TASK GOAL: Below are the entries; count the lines in them that contain the word "name" and give only the number.

Entries with figure data
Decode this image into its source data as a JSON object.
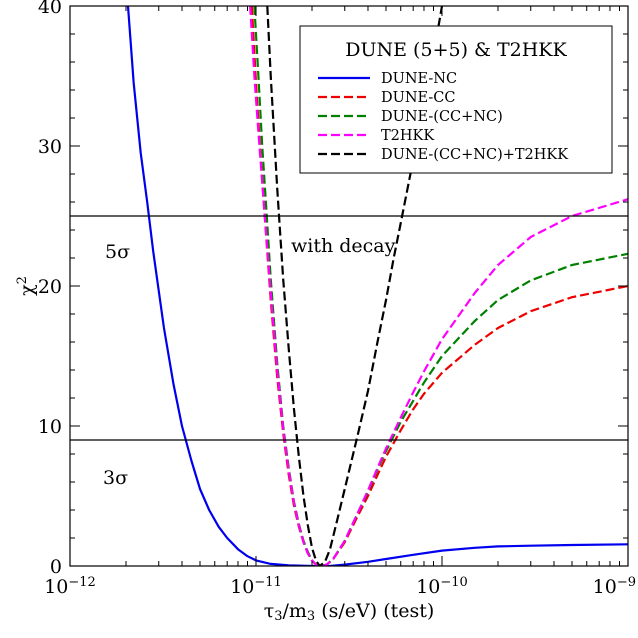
{
  "chart_data": {
    "type": "line",
    "title": "",
    "xlabel": "τ₃/m₃ (s/eV) (test)",
    "ylabel": "χ²",
    "x_scale": "log",
    "xlim": [
      1e-12,
      1e-09
    ],
    "ylim": [
      0,
      40
    ],
    "x_ticks": [
      {
        "value": 1e-12,
        "base": "10",
        "exp": "−12"
      },
      {
        "value": 1e-11,
        "base": "10",
        "exp": "−11"
      },
      {
        "value": 1e-10,
        "base": "10",
        "exp": "−10"
      },
      {
        "value": 1e-09,
        "base": "10",
        "exp": "−9"
      }
    ],
    "y_ticks": [
      0,
      10,
      20,
      30,
      40
    ],
    "y_tick_labels": [
      "0",
      "10",
      "20",
      "30",
      "40"
    ],
    "grid": false,
    "legend": {
      "title": "DUNE (5+5) & T2HKK",
      "position": "top-right"
    },
    "hlines": [
      {
        "y": 25,
        "label": "5σ"
      },
      {
        "y": 9,
        "label": "3σ"
      }
    ],
    "annotations": [
      {
        "text": "with decay",
        "x": 1.4e-11,
        "y": 22.5
      }
    ],
    "series": [
      {
        "name": "DUNE-NC",
        "color": "#0000ee",
        "style": "solid",
        "points": [
          [
            2.05e-12,
            40
          ],
          [
            2.2e-12,
            34.5
          ],
          [
            2.4e-12,
            29.5
          ],
          [
            2.6e-12,
            26
          ],
          [
            2.8e-12,
            22.5
          ],
          [
            3.2e-12,
            17
          ],
          [
            3.6e-12,
            13
          ],
          [
            4e-12,
            10
          ],
          [
            4.5e-12,
            7.5
          ],
          [
            5e-12,
            5.5
          ],
          [
            5.6e-12,
            4
          ],
          [
            6.3e-12,
            2.8
          ],
          [
            7e-12,
            2
          ],
          [
            8e-12,
            1.2
          ],
          [
            9e-12,
            0.7
          ],
          [
            1e-11,
            0.4
          ],
          [
            1.2e-11,
            0.15
          ],
          [
            1.5e-11,
            0.05
          ],
          [
            2e-11,
            0
          ],
          [
            2.5e-11,
            0
          ],
          [
            3e-11,
            0.1
          ],
          [
            4e-11,
            0.3
          ],
          [
            5e-11,
            0.5
          ],
          [
            7e-11,
            0.8
          ],
          [
            1e-10,
            1.1
          ],
          [
            1.5e-10,
            1.3
          ],
          [
            2e-10,
            1.4
          ],
          [
            3e-10,
            1.45
          ],
          [
            5e-10,
            1.5
          ],
          [
            1e-09,
            1.55
          ]
        ]
      },
      {
        "name": "DUNE-CC",
        "color": "#ee0000",
        "style": "dashed",
        "points": [
          [
            9.5e-12,
            40
          ],
          [
            1e-11,
            34.5
          ],
          [
            1.05e-11,
            30
          ],
          [
            1.1e-11,
            26
          ],
          [
            1.2e-11,
            19
          ],
          [
            1.3e-11,
            13.5
          ],
          [
            1.4e-11,
            9.5
          ],
          [
            1.5e-11,
            6.5
          ],
          [
            1.6e-11,
            4.3
          ],
          [
            1.7e-11,
            2.8
          ],
          [
            1.8e-11,
            1.7
          ],
          [
            1.9e-11,
            0.9
          ],
          [
            2e-11,
            0.4
          ],
          [
            2.1e-11,
            0.1
          ],
          [
            2.25e-11,
            0
          ],
          [
            2.4e-11,
            0.1
          ],
          [
            2.6e-11,
            0.5
          ],
          [
            3e-11,
            1.7
          ],
          [
            3.5e-11,
            3.5
          ],
          [
            4e-11,
            5
          ],
          [
            4.5e-11,
            6.5
          ],
          [
            5e-11,
            7.8
          ],
          [
            6e-11,
            9.7
          ],
          [
            7e-11,
            11.2
          ],
          [
            8e-11,
            12.3
          ],
          [
            1e-10,
            13.8
          ],
          [
            1.5e-10,
            15.8
          ],
          [
            2e-10,
            17
          ],
          [
            3e-10,
            18.2
          ],
          [
            5e-10,
            19.2
          ],
          [
            1e-09,
            20
          ]
        ]
      },
      {
        "name": "DUNE-(CC+NC)",
        "color": "#008000",
        "style": "dashed",
        "points": [
          [
            9.8e-12,
            40
          ],
          [
            1.03e-11,
            35
          ],
          [
            1.08e-11,
            30
          ],
          [
            1.13e-11,
            26
          ],
          [
            1.2e-11,
            20.5
          ],
          [
            1.3e-11,
            14.5
          ],
          [
            1.4e-11,
            10
          ],
          [
            1.5e-11,
            7
          ],
          [
            1.6e-11,
            4.6
          ],
          [
            1.7e-11,
            3
          ],
          [
            1.8e-11,
            1.8
          ],
          [
            1.9e-11,
            1
          ],
          [
            2e-11,
            0.4
          ],
          [
            2.1e-11,
            0.1
          ],
          [
            2.25e-11,
            0
          ],
          [
            2.4e-11,
            0.1
          ],
          [
            2.6e-11,
            0.5
          ],
          [
            3e-11,
            1.8
          ],
          [
            3.5e-11,
            3.7
          ],
          [
            4e-11,
            5.3
          ],
          [
            4.5e-11,
            6.9
          ],
          [
            5e-11,
            8.2
          ],
          [
            6e-11,
            10.3
          ],
          [
            7e-11,
            11.8
          ],
          [
            8e-11,
            13.1
          ],
          [
            1e-10,
            15
          ],
          [
            1.5e-10,
            17.5
          ],
          [
            2e-10,
            19
          ],
          [
            3e-10,
            20.4
          ],
          [
            5e-10,
            21.5
          ],
          [
            1e-09,
            22.3
          ]
        ]
      },
      {
        "name": "T2HKK",
        "color": "#ff00ff",
        "style": "dashed",
        "points": [
          [
            9.3e-12,
            40
          ],
          [
            9.8e-12,
            35
          ],
          [
            1.03e-11,
            31
          ],
          [
            1.1e-11,
            26
          ],
          [
            1.2e-11,
            19.5
          ],
          [
            1.3e-11,
            14
          ],
          [
            1.4e-11,
            9.8
          ],
          [
            1.5e-11,
            6.8
          ],
          [
            1.6e-11,
            4.5
          ],
          [
            1.7e-11,
            2.9
          ],
          [
            1.8e-11,
            1.7
          ],
          [
            1.9e-11,
            0.9
          ],
          [
            2e-11,
            0.4
          ],
          [
            2.1e-11,
            0.1
          ],
          [
            2.25e-11,
            0
          ],
          [
            2.4e-11,
            0.1
          ],
          [
            2.6e-11,
            0.5
          ],
          [
            3e-11,
            1.8
          ],
          [
            3.5e-11,
            3.7
          ],
          [
            4e-11,
            5.4
          ],
          [
            4.5e-11,
            7
          ],
          [
            5e-11,
            8.4
          ],
          [
            6e-11,
            10.6
          ],
          [
            7e-11,
            12.4
          ],
          [
            8e-11,
            13.9
          ],
          [
            1e-10,
            16.2
          ],
          [
            1.5e-10,
            19.5
          ],
          [
            2e-10,
            21.5
          ],
          [
            3e-10,
            23.5
          ],
          [
            5e-10,
            25
          ],
          [
            1e-09,
            26.2
          ]
        ]
      },
      {
        "name": "DUNE-(CC+NC)+T2HKK",
        "color": "#000000",
        "style": "dashed",
        "points": [
          [
            1.15e-11,
            40
          ],
          [
            1.2e-11,
            35
          ],
          [
            1.3e-11,
            27
          ],
          [
            1.4e-11,
            20.5
          ],
          [
            1.5e-11,
            15.5
          ],
          [
            1.6e-11,
            11.2
          ],
          [
            1.7e-11,
            7.8
          ],
          [
            1.8e-11,
            5
          ],
          [
            1.9e-11,
            2.9
          ],
          [
            2e-11,
            1.3
          ],
          [
            2.1e-11,
            0.4
          ],
          [
            2.2e-11,
            0
          ],
          [
            2.35e-11,
            0.3
          ],
          [
            2.5e-11,
            1.2
          ],
          [
            2.7e-11,
            3
          ],
          [
            3e-11,
            5.5
          ],
          [
            3.5e-11,
            9.2
          ],
          [
            4e-11,
            12.5
          ],
          [
            4.5e-11,
            16
          ],
          [
            5e-11,
            19
          ],
          [
            5.5e-11,
            22
          ],
          [
            6e-11,
            24.5
          ],
          [
            7e-11,
            29
          ],
          [
            8e-11,
            33
          ],
          [
            9e-11,
            36.5
          ],
          [
            1e-10,
            40
          ]
        ]
      }
    ]
  }
}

OUTPUT FOR THIS EXERCISE: 5